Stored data
-------

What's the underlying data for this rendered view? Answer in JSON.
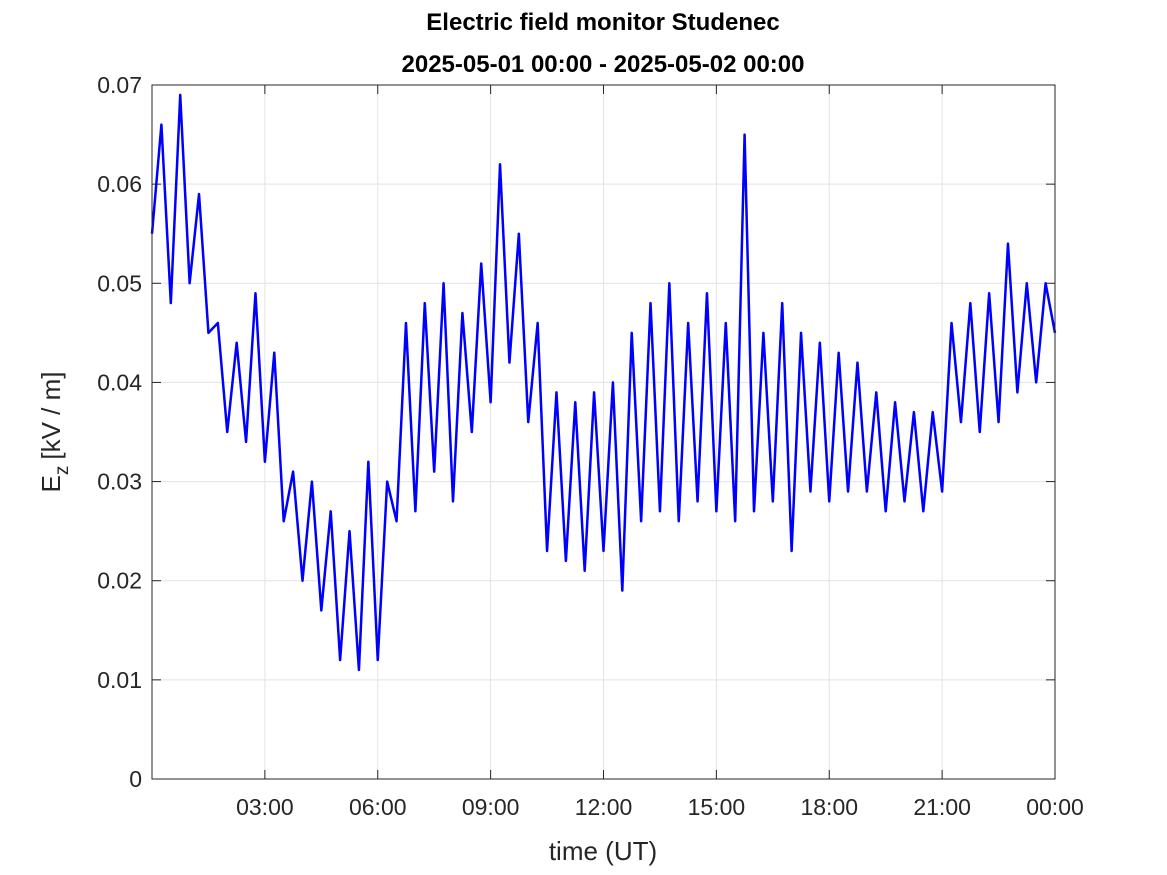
{
  "chart_data": {
    "type": "line",
    "title": "Electric field monitor Studenec",
    "subtitle": "2025-05-01 00:00 - 2025-05-02 00:00",
    "xlabel": "time (UT)",
    "ylabel": "E",
    "ylabel_sub": "z",
    "ylabel_unit": "[kV / m]",
    "color": "#0000ff",
    "grid": true,
    "x": [
      0,
      0.25,
      0.5,
      0.75,
      1,
      1.25,
      1.5,
      1.75,
      2,
      2.25,
      2.5,
      2.75,
      3,
      3.25,
      3.5,
      3.75,
      4,
      4.25,
      4.5,
      4.75,
      5,
      5.25,
      5.5,
      5.75,
      6,
      6.25,
      6.5,
      6.75,
      7,
      7.25,
      7.5,
      7.75,
      8,
      8.25,
      8.5,
      8.75,
      9,
      9.25,
      9.5,
      9.75,
      10,
      10.25,
      10.5,
      10.75,
      11,
      11.25,
      11.5,
      11.75,
      12,
      12.25,
      12.5,
      12.75,
      13,
      13.25,
      13.5,
      13.75,
      14,
      14.25,
      14.5,
      14.75,
      15,
      15.25,
      15.5,
      15.75,
      16,
      16.25,
      16.5,
      16.75,
      17,
      17.25,
      17.5,
      17.75,
      18,
      18.25,
      18.5,
      18.75,
      19,
      19.25,
      19.5,
      19.75,
      20,
      20.25,
      20.5,
      20.75,
      21,
      21.25,
      21.5,
      21.75,
      22,
      22.25,
      22.5,
      22.75,
      23,
      23.25,
      23.5,
      23.75,
      24
    ],
    "values": [
      0.055,
      0.066,
      0.048,
      0.069,
      0.05,
      0.059,
      0.045,
      0.046,
      0.035,
      0.044,
      0.034,
      0.049,
      0.032,
      0.043,
      0.026,
      0.031,
      0.02,
      0.03,
      0.017,
      0.027,
      0.012,
      0.025,
      0.011,
      0.032,
      0.012,
      0.03,
      0.026,
      0.046,
      0.027,
      0.048,
      0.031,
      0.05,
      0.028,
      0.047,
      0.035,
      0.052,
      0.038,
      0.062,
      0.042,
      0.055,
      0.036,
      0.046,
      0.023,
      0.039,
      0.022,
      0.038,
      0.021,
      0.039,
      0.023,
      0.04,
      0.019,
      0.045,
      0.026,
      0.048,
      0.027,
      0.05,
      0.026,
      0.046,
      0.028,
      0.049,
      0.027,
      0.046,
      0.026,
      0.065,
      0.027,
      0.045,
      0.028,
      0.048,
      0.023,
      0.045,
      0.029,
      0.044,
      0.028,
      0.043,
      0.029,
      0.042,
      0.029,
      0.039,
      0.027,
      0.038,
      0.028,
      0.037,
      0.027,
      0.037,
      0.029,
      0.046,
      0.036,
      0.048,
      0.035,
      0.049,
      0.036,
      0.054,
      0.039,
      0.05,
      0.04,
      0.05,
      0.045
    ],
    "xlim": [
      0,
      24
    ],
    "xticks": [
      {
        "value": 3,
        "label": "03:00"
      },
      {
        "value": 6,
        "label": "06:00"
      },
      {
        "value": 9,
        "label": "09:00"
      },
      {
        "value": 12,
        "label": "12:00"
      },
      {
        "value": 15,
        "label": "15:00"
      },
      {
        "value": 18,
        "label": "18:00"
      },
      {
        "value": 21,
        "label": "21:00"
      },
      {
        "value": 24,
        "label": "00:00"
      }
    ],
    "ylim": [
      0,
      0.07
    ],
    "yticks": [
      0,
      0.01,
      0.02,
      0.03,
      0.04,
      0.05,
      0.06,
      0.07
    ]
  }
}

-------

=== Goal ===
Your copy of the data above should match it exactly, except that pictures are left out.

=== Worked answer ===
What's the underlying data for this rendered view? Answer in JSON.
{
  "chart_data": {
    "type": "line",
    "title": "Electric field monitor Studenec",
    "subtitle": "2025-05-01 00:00 - 2025-05-02 00:00",
    "xlabel": "time (UT)",
    "ylabel": "E",
    "ylabel_sub": "z",
    "ylabel_unit": "[kV / m]",
    "color": "#0000ff",
    "grid": true,
    "x": [
      0,
      0.25,
      0.5,
      0.75,
      1,
      1.25,
      1.5,
      1.75,
      2,
      2.25,
      2.5,
      2.75,
      3,
      3.25,
      3.5,
      3.75,
      4,
      4.25,
      4.5,
      4.75,
      5,
      5.25,
      5.5,
      5.75,
      6,
      6.25,
      6.5,
      6.75,
      7,
      7.25,
      7.5,
      7.75,
      8,
      8.25,
      8.5,
      8.75,
      9,
      9.25,
      9.5,
      9.75,
      10,
      10.25,
      10.5,
      10.75,
      11,
      11.25,
      11.5,
      11.75,
      12,
      12.25,
      12.5,
      12.75,
      13,
      13.25,
      13.5,
      13.75,
      14,
      14.25,
      14.5,
      14.75,
      15,
      15.25,
      15.5,
      15.75,
      16,
      16.25,
      16.5,
      16.75,
      17,
      17.25,
      17.5,
      17.75,
      18,
      18.25,
      18.5,
      18.75,
      19,
      19.25,
      19.5,
      19.75,
      20,
      20.25,
      20.5,
      20.75,
      21,
      21.25,
      21.5,
      21.75,
      22,
      22.25,
      22.5,
      22.75,
      23,
      23.25,
      23.5,
      23.75,
      24
    ],
    "values": [
      0.055,
      0.066,
      0.048,
      0.069,
      0.05,
      0.059,
      0.045,
      0.046,
      0.035,
      0.044,
      0.034,
      0.049,
      0.032,
      0.043,
      0.026,
      0.031,
      0.02,
      0.03,
      0.017,
      0.027,
      0.012,
      0.025,
      0.011,
      0.032,
      0.012,
      0.03,
      0.026,
      0.046,
      0.027,
      0.048,
      0.031,
      0.05,
      0.028,
      0.047,
      0.035,
      0.052,
      0.038,
      0.062,
      0.042,
      0.055,
      0.036,
      0.046,
      0.023,
      0.039,
      0.022,
      0.038,
      0.021,
      0.039,
      0.023,
      0.04,
      0.019,
      0.045,
      0.026,
      0.048,
      0.027,
      0.05,
      0.026,
      0.046,
      0.028,
      0.049,
      0.027,
      0.046,
      0.026,
      0.065,
      0.027,
      0.045,
      0.028,
      0.048,
      0.023,
      0.045,
      0.029,
      0.044,
      0.028,
      0.043,
      0.029,
      0.042,
      0.029,
      0.039,
      0.027,
      0.038,
      0.028,
      0.037,
      0.027,
      0.037,
      0.029,
      0.046,
      0.036,
      0.048,
      0.035,
      0.049,
      0.036,
      0.054,
      0.039,
      0.05,
      0.04,
      0.05,
      0.045
    ],
    "xlim": [
      0,
      24
    ],
    "xticks": [
      {
        "value": 3,
        "label": "03:00"
      },
      {
        "value": 6,
        "label": "06:00"
      },
      {
        "value": 9,
        "label": "09:00"
      },
      {
        "value": 12,
        "label": "12:00"
      },
      {
        "value": 15,
        "label": "15:00"
      },
      {
        "value": 18,
        "label": "18:00"
      },
      {
        "value": 21,
        "label": "21:00"
      },
      {
        "value": 24,
        "label": "00:00"
      }
    ],
    "ylim": [
      0,
      0.07
    ],
    "yticks": [
      0,
      0.01,
      0.02,
      0.03,
      0.04,
      0.05,
      0.06,
      0.07
    ]
  }
}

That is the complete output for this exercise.